Goal:
Copy the records below exactly as they are written.

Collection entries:
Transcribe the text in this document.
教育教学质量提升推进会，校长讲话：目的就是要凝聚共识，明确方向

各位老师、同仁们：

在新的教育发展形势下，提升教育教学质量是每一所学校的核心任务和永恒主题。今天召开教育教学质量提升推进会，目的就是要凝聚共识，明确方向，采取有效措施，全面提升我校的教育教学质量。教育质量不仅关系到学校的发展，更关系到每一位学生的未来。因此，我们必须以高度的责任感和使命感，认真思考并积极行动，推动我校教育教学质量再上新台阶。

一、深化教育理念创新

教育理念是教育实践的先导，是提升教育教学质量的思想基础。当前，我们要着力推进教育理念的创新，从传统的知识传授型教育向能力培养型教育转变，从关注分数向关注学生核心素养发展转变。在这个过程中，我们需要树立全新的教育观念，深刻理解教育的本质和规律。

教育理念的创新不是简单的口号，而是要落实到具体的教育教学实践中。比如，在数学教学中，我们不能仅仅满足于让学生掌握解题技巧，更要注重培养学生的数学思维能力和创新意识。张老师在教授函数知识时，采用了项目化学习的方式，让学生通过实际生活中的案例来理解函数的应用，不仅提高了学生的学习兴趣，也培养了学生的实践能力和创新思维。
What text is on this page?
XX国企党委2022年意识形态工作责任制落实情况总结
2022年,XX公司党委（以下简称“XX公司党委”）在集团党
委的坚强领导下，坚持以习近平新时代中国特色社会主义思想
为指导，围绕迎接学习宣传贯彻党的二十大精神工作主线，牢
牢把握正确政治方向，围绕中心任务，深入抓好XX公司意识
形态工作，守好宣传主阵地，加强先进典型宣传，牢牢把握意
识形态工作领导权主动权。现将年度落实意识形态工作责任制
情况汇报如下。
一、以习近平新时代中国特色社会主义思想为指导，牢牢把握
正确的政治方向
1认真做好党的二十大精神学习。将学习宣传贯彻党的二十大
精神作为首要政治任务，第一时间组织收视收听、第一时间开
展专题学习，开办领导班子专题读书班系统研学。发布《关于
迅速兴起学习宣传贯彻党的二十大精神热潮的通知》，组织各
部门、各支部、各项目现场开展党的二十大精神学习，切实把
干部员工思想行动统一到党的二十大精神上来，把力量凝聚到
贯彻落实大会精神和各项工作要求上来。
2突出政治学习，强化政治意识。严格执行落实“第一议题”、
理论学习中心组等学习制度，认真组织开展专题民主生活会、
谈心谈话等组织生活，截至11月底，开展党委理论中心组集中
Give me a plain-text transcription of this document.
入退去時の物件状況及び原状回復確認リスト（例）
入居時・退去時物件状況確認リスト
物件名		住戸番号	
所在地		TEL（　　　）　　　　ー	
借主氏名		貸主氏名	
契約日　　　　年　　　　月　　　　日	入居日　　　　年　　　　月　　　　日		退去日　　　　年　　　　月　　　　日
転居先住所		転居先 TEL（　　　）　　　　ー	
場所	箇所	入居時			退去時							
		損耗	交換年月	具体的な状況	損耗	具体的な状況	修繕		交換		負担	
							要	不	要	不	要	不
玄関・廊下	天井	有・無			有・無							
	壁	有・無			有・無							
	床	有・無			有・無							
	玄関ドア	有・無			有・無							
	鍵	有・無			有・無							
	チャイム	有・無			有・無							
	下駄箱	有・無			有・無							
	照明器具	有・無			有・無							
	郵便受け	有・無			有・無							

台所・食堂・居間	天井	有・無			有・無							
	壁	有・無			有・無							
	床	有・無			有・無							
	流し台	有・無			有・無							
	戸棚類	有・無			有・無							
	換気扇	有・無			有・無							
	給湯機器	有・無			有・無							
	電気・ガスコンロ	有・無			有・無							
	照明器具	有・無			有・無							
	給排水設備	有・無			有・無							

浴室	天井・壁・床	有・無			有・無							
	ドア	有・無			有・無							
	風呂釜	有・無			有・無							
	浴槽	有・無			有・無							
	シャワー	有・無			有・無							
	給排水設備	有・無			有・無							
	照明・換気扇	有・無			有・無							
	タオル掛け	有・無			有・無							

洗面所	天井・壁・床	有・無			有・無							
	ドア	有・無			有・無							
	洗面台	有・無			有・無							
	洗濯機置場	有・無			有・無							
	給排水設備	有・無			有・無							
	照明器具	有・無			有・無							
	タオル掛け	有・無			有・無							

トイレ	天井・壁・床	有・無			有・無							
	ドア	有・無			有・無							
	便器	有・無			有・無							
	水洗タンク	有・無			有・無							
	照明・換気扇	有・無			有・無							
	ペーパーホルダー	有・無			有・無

Result for this task:
Transcribe the text in this document.
教育教学质量提升推进会，校长讲话：目的就是要凝聚共识，明确方向

各位老师、同仁们：

在新的教育发展形势下，提升教育教学质量是每一所学校的核心任务和永恒主题。今天召开教育教学质量提升推进会，目的就是要凝聚共识，明确方向，采取有效措施，全面提升我校的教育教学质量。教育质量不仅关系到学校的发展，更关系到每一位学生的未来。因此，我们必须以高度的责任感和使命感，认真思考并积极行动，推动我校教育教学质量再上新台阶。

一、深化教育理念创新

教育理念是教育实践的先导，是提升教育教学质量的思想基础。当前，我们要着力推进教育理念的创新，从传统的知识传授型教育向能力培养型教育转变，从关注分数向关注学生核心素养发展转变。在这个过程中，我们需要树立全新的教育观念，深刻理解教育的本质和规律。

教育理念的创新不是简单的口号，而是要落实到具体的教育教学实践中。比如，在数学教学中，我们不能仅仅满足于让学生掌握解题技巧，更要注重培养学生的数学思维能力和创新意识。张老师在教授函数知识时，采用了项目化学习的方式，让学生通过实际生活中的案例来理解函数的应用，不仅提高了学生的学习兴趣，也培养了学生的实践能力和创新思维。
What text is on this page?
XX国企党委2022年意识形态工作责任制落实情况总结
2022年,XX公司党委（以下简称“XX公司党委”）在集团党
委的坚强领导下，坚持以习近平新时代中国特色社会主义思想
为指导，围绕迎接学习宣传贯彻党的二十大精神工作主线，牢
牢把握正确政治方向，围绕中心任务，深入抓好XX公司意识
形态工作，守好宣传主阵地，加强先进典型宣传，牢牢把握意
识形态工作领导权主动权。现将年度落实意识形态工作责任制
情况汇报如下。
一、以习近平新时代中国特色社会主义思想为指导，牢牢把握
正确的政治方向
1认真做好党的二十大精神学习。将学习宣传贯彻党的二十大
精神作为首要政治任务，第一时间组织收视收听、第一时间开
展专题学习，开办领导班子专题读书班系统研学。发布《关于
迅速兴起学习宣传贯彻党的二十大精神热潮的通知》，组织各
部门、各支部、各项目现场开展党的二十大精神学习，切实把
干部员工思想行动统一到党的二十大精神上来，把力量凝聚到
贯彻落实大会精神和各项工作要求上来。
2突出政治学习，强化政治意识。严格执行落实“第一议题”、
理论学习中心组等学习制度，认真组织开展专题民主生活会、
谈心谈话等组织生活，截至11月底，开展党委理论中心组集中
Give me a plain-text transcription of this document.
入退去時の物件状況及び原状回復確認リスト（例）
入居時・退去時物件状況確認リスト
物件名		住戸番号	
所在地		TEL（　　　）　　　　ー	
借主氏名		貸主氏名	
契約日　　　　年　　　　月　　　　日	入居日　　　　年　　　　月　　　　日		退去日　　　　年　　　　月　　　　日
転居先住所		転居先 TEL（　　　）　　　　ー	
場所	箇所	入居時			退去時							
		損耗	交換年月	具体的な状況	損耗	具体的な状況	修繕		交換		負担	
							要	不	要	不	要	不
玄関・廊下	天井	有・無			有・無							
	壁	有・無			有・無							
	床	有・無			有・無							
	玄関ドア	有・無			有・無							
	鍵	有・無			有・無							
	チャイム	有・無			有・無							
	下駄箱	有・無			有・無							
	照明器具	有・無			有・無							
	郵便受け	有・無			有・無							

台所・食堂・居間	天井	有・無			有・無							
	壁	有・無			有・無							
	床	有・無			有・無							
	流し台	有・無			有・無							
	戸棚類	有・無			有・無							
	換気扇	有・無			有・無							
	給湯機器	有・無			有・無							
	電気・ガスコンロ	有・無			有・無							
	照明器具	有・無			有・無							
	給排水設備	有・無			有・無							

浴室	天井・壁・床	有・無			有・無							
	ドア	有・無			有・無							
	風呂釜	有・無			有・無							
	浴槽	有・無			有・無							
	シャワー	有・無			有・無							
	給排水設備	有・無			有・無							
	照明・換気扇	有・無			有・無							
	タオル掛け	有・無			有・無							

洗面所	天井・壁・床	有・無			有・無							
	ドア	有・無			有・無							
	洗面台	有・無			有・無							
	洗濯機置場	有・無			有・無							
	給排水設備	有・無			有・無							
	照明器具	有・無			有・無							
	タオル掛け	有・無			有・無							

トイレ	天井・壁・床	有・無			有・無							
	ドア	有・無			有・無							
	便器	有・無			有・無							
	水洗タンク	有・無			有・無							
	照明・換気扇	有・無			有・無							
	ペーパーホルダー	有・無			有・無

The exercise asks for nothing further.